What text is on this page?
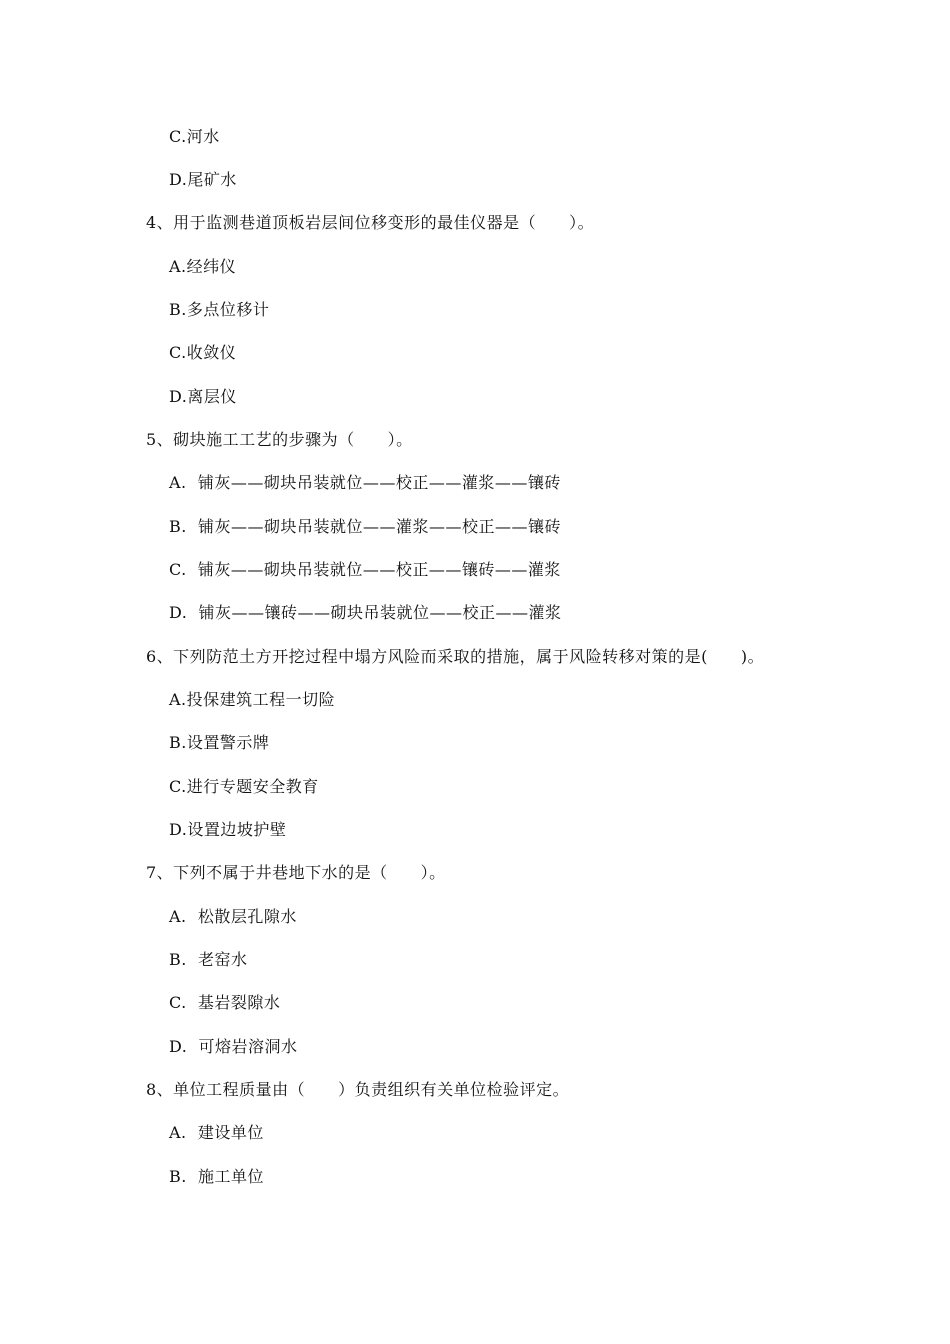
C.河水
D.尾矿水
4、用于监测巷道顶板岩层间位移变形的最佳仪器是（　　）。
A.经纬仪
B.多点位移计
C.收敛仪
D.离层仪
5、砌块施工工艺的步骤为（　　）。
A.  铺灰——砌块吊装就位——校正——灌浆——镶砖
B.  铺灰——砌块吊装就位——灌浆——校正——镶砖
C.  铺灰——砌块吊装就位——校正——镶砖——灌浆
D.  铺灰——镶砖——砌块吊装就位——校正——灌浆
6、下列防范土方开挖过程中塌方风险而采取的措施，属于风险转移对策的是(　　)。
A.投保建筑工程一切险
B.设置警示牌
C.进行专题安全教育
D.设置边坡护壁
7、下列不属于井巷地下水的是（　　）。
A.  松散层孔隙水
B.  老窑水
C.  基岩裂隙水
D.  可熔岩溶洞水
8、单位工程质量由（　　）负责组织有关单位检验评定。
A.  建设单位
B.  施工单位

__________

**GOAL:** Repeat the listing in full and exactly. Leave any pictures out.

**CORRECT ANSWER:**
What text is on this page?
C.河水
D.尾矿水
4、用于监测巷道顶板岩层间位移变形的最佳仪器是（　　）。
A.经纬仪
B.多点位移计
C.收敛仪
D.离层仪
5、砌块施工工艺的步骤为（　　）。
A.  铺灰——砌块吊装就位——校正——灌浆——镶砖
B.  铺灰——砌块吊装就位——灌浆——校正——镶砖
C.  铺灰——砌块吊装就位——校正——镶砖——灌浆
D.  铺灰——镶砖——砌块吊装就位——校正——灌浆
6、下列防范土方开挖过程中塌方风险而采取的措施，属于风险转移对策的是(　　)。
A.投保建筑工程一切险
B.设置警示牌
C.进行专题安全教育
D.设置边坡护壁
7、下列不属于井巷地下水的是（　　）。
A.  松散层孔隙水
B.  老窑水
C.  基岩裂隙水
D.  可熔岩溶洞水
8、单位工程质量由（　　）负责组织有关单位检验评定。
A.  建设单位
B.  施工单位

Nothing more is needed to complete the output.